16.3 The stewards may impose any one of the penalties below on any driver involved in an Incident:
a) A five second time penalty. The driver must enter the pit lane, stop at his pit for at least five seconds and then re-join the race. The relevant driver may however elect not to stop, provided he carries out no further pit stop before the end of the race. In such cases five seconds will be added to the elapsed race time of the driver concerned.)
b) (略・ドライブスルーペナルティ)
c) (略・10秒ストップ&ゴーペナルティ)

If either of the three penalties above are imposed during the last three laps, or after the end of a race, Article 16.4b) below will not apply and five seconds will be added to the elapsed race time of the driver concerned in the case of a) above, 20 seconds in the case of b) and 30 seconds in the case of c).

(16.3 スチュワードはインシデントに関わったあらゆるドライバーに、以下の罰則のうちいずれかを科すことができる。/a)5秒ペナルティ:ドライバーはピットレーンに入り、自らのピットに少なくとも5秒静止してレースに復帰しなければならない。ただし、レース終了までにさらなるピットストップを行わないならば止まらない選択をすることができ、その場合レースタイムに5秒が加算される。(略)上記の罰則がレース残り3周以下またはレース後に科せられた場合、16.4 b)は適用されず、a) については上記と同様に(5秒)、b)(ドライブスルーペナルティ)については20秒が、c)(10秒ストップ&ゴーペナルティ)については30秒がレースタイムに加算される)

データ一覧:
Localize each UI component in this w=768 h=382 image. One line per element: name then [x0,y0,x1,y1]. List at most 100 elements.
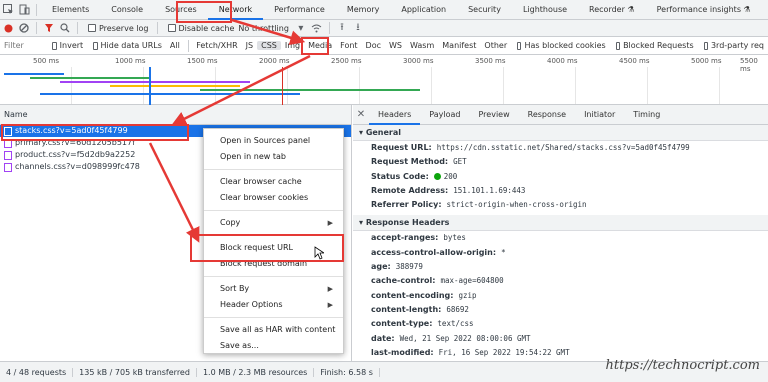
tab-network[interactable]: Network [207,0,264,20]
filter-type-ws[interactable]: WS [385,41,406,50]
menu-item-header-options[interactable]: Header Options ▶ [204,297,343,313]
filter-type-wasm[interactable]: Wasm [406,41,438,50]
throttling-select[interactable]: No throttling [238,24,289,33]
has-blocked-cookies-checkbox[interactable] [517,41,522,50]
header-key: age: [371,262,391,272]
invert-checkbox[interactable] [52,41,57,50]
menu-separator [204,317,343,318]
devtools-tab-bar: Elements Console Sources Network Perform… [0,0,768,20]
divider [36,3,37,16]
load-marker [282,67,283,105]
tab-response[interactable]: Response [519,105,575,125]
device-toolbar-icon[interactable] [16,2,32,18]
menu-item-clear-cache[interactable]: Clear browser cache [204,174,343,190]
tab-lighthouse[interactable]: Lighthouse [512,0,578,20]
response-header-row: cache-control: max-age=604800 [353,274,768,288]
response-headers-title: Response Headers [365,218,450,228]
disable-cache-checkbox[interactable] [167,24,176,32]
timeline-tick: 5000 ms [691,57,722,65]
filter-bar: Filter Invert Hide data URLs All Fetch/X… [0,37,768,55]
filter-type-other[interactable]: Other [480,41,511,50]
inspect-element-icon[interactable] [0,2,16,18]
invert-label: Invert [59,41,84,50]
close-icon[interactable]: ✕ [353,107,369,123]
tab-performance-insights-label: Performance insights [656,4,741,14]
preserve-log-checkbox[interactable] [88,24,96,32]
tab-payload[interactable]: Payload [420,105,469,125]
filter-type-manifest[interactable]: Manifest [438,41,480,50]
chevron-down-icon[interactable]: ▾ [293,20,309,36]
menu-item-save-as[interactable]: Save as... [204,338,343,354]
waterfall-bar [30,77,150,79]
header-value: bytes [443,233,466,243]
tab-timing[interactable]: Timing [624,105,669,125]
tab-preview[interactable]: Preview [470,105,519,125]
filter-type-doc[interactable]: Doc [362,41,385,50]
tab-performance-insights[interactable]: Performance insights ⚗ [646,0,762,20]
request-name: primary.css?v=60d1205b517f [15,138,135,147]
blocked-requests-label: Blocked Requests [623,41,694,50]
tab-memory[interactable]: Memory [336,0,391,20]
response-header-row: access-control-allow-origin: * [353,246,768,260]
response-header-row: date: Wed, 21 Sep 2022 08:00:06 GMT [353,332,768,346]
third-party-checkbox[interactable] [703,41,708,50]
tab-sources[interactable]: Sources [154,0,208,20]
filter-icon[interactable] [41,20,57,36]
waterfall-bar [110,85,240,87]
search-icon[interactable] [57,20,73,36]
tab-performance[interactable]: Performance [263,0,336,20]
triangle-down-icon: ▾ [359,218,364,228]
wifi-icon[interactable] [309,20,325,36]
mouse-cursor-icon [314,246,324,260]
blocked-requests-checkbox[interactable] [615,41,621,50]
response-header-row: accept-ranges: bytes [353,231,768,245]
timeline-tick: 3500 ms [475,57,506,65]
request-name: product.css?v=f5d2db9a2252 [15,150,136,159]
chevron-right-icon: ▶ [327,219,333,227]
filter-type-media[interactable]: Media [304,41,336,50]
filter-type-font[interactable]: Font [336,41,361,50]
tab-application[interactable]: Application [390,0,457,20]
waterfall-bar [200,89,420,91]
import-har-icon[interactable]: ⭱ [334,20,350,36]
filter-type-fetch-xhr[interactable]: Fetch/XHR [192,41,241,50]
clear-icon[interactable] [16,20,32,36]
tab-recorder[interactable]: Recorder ⚗ [578,0,646,20]
tab-headers[interactable]: Headers [369,105,421,125]
filter-input[interactable]: Filter [0,41,46,50]
general-header-row: Remote Address: 151.101.1.69:443 [353,184,768,198]
filter-type-css[interactable]: CSS [257,41,281,50]
watermark: https://technocript.com [605,358,761,373]
hide-data-urls-checkbox[interactable] [93,41,98,50]
response-headers-section-header[interactable]: ▾ Response Headers [353,215,768,232]
filter-type-js[interactable]: JS [242,41,257,50]
header-key: content-type: [371,319,433,329]
menu-item-save-har[interactable]: Save all as HAR with content [204,322,343,338]
tab-initiator[interactable]: Initiator [575,105,624,125]
grid-line [431,67,432,104]
general-header-row: Request URL: https://cdn.sstatic.net/Shar… [353,141,768,155]
menu-item-copy[interactable]: Copy ▶ [204,215,343,231]
filter-type-img[interactable]: Img [281,41,304,50]
menu-item-sort-by[interactable]: Sort By ▶ [204,281,343,297]
general-section-header[interactable]: ▾ General [353,125,768,141]
export-har-icon[interactable]: ⭳ [350,20,366,36]
menu-item-open-in-new-tab[interactable]: Open in new tab [204,149,343,165]
record-icon[interactable] [0,20,16,36]
header-value: text/css [437,319,474,329]
grid-line [503,67,504,104]
tab-security[interactable]: Security [457,0,512,20]
name-column-header[interactable]: Name [0,105,351,125]
general-header-row: Request Method: GET [353,155,768,169]
header-key: content-length: [371,304,442,314]
timeline-tick: 2500 ms [331,57,362,65]
details-tab-bar: ✕ Headers Payload Preview Response Initi… [353,105,768,125]
request-count: 4 / 48 requests [0,367,74,377]
menu-item-clear-cookies[interactable]: Clear browser cookies [204,190,343,206]
menu-item-open-in-sources[interactable]: Open in Sources panel [204,133,343,149]
tab-console[interactable]: Console [100,0,154,20]
tab-elements[interactable]: Elements [41,0,100,20]
header-value: 68692 [446,304,469,314]
timeline-overview[interactable]: 500 ms 1000 ms 1500 ms 2000 ms 2500 ms 3… [0,55,768,105]
filter-type-all[interactable]: All [166,41,184,50]
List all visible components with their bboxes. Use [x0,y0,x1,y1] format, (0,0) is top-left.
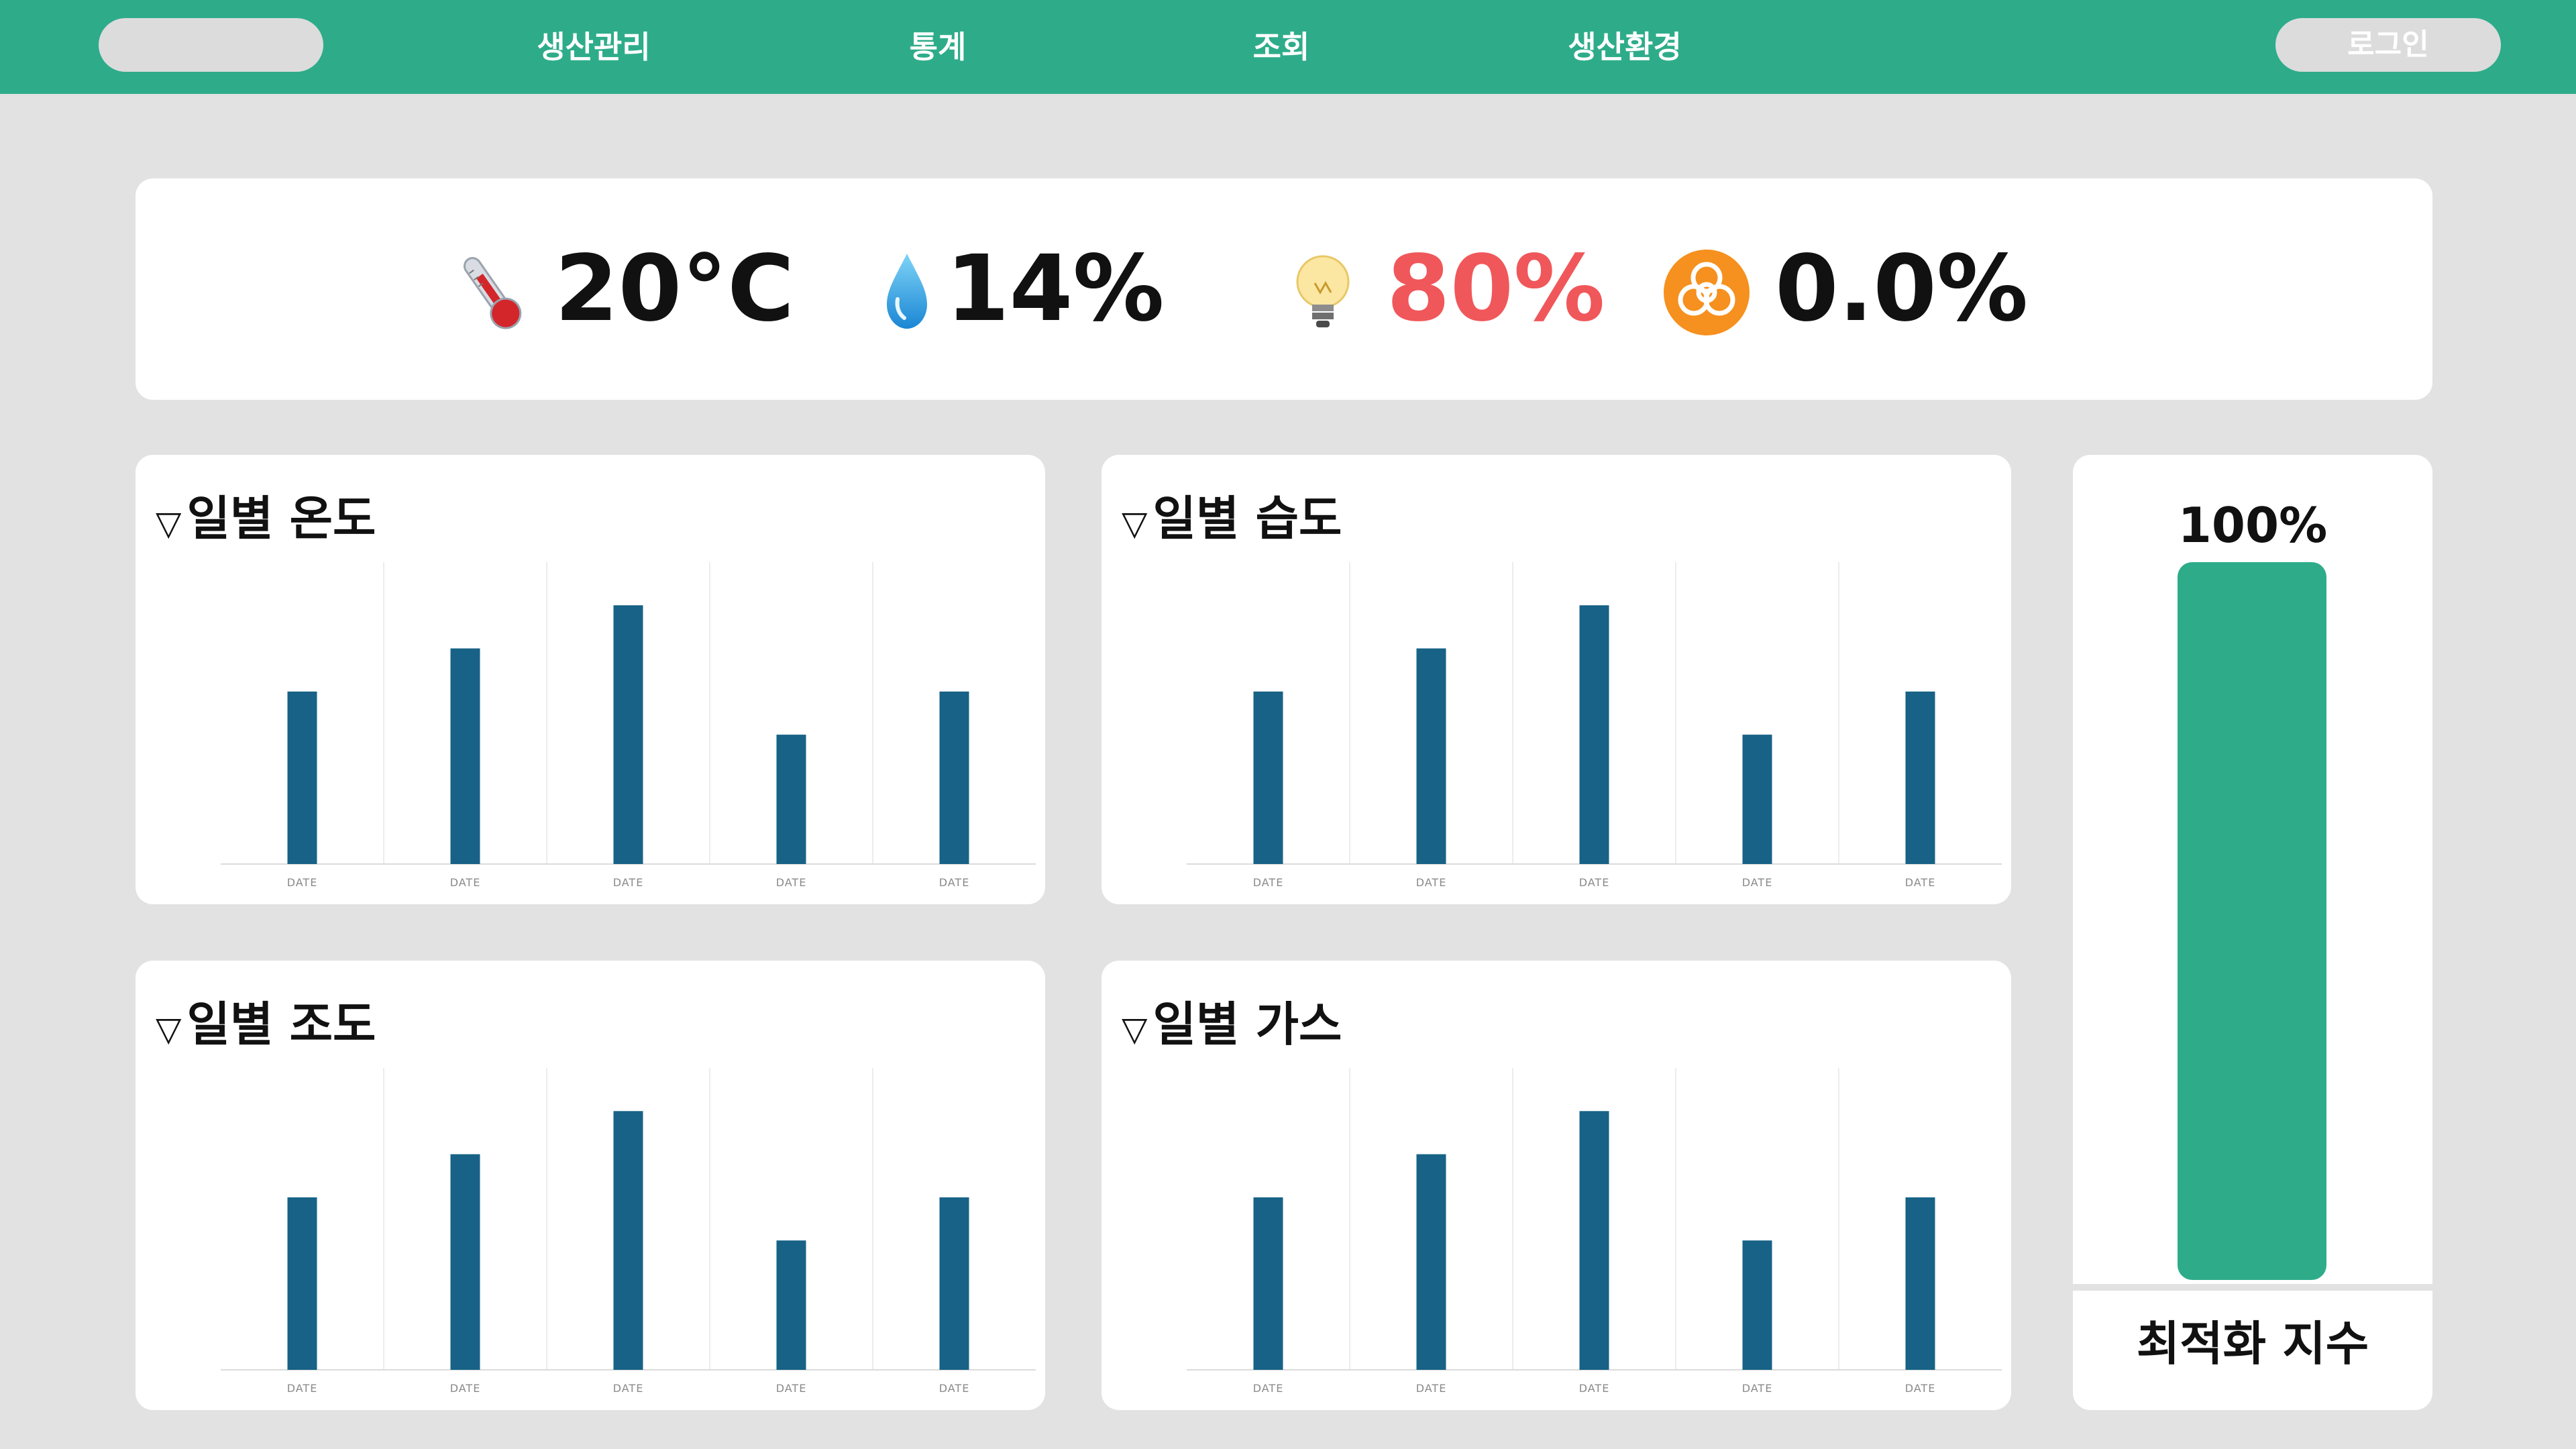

| 課題一覧 |
a. 罰則規定の抜粋によると、レース残り3周以下でc)の罰則が科された場合、レースタイムに何秒が加算されますか。
b. 一覧のうち「bytes」という文字列を含む行を数え、その数だけを答えてください。

| 解答 |
a. 30秒が加算されます。

b. 2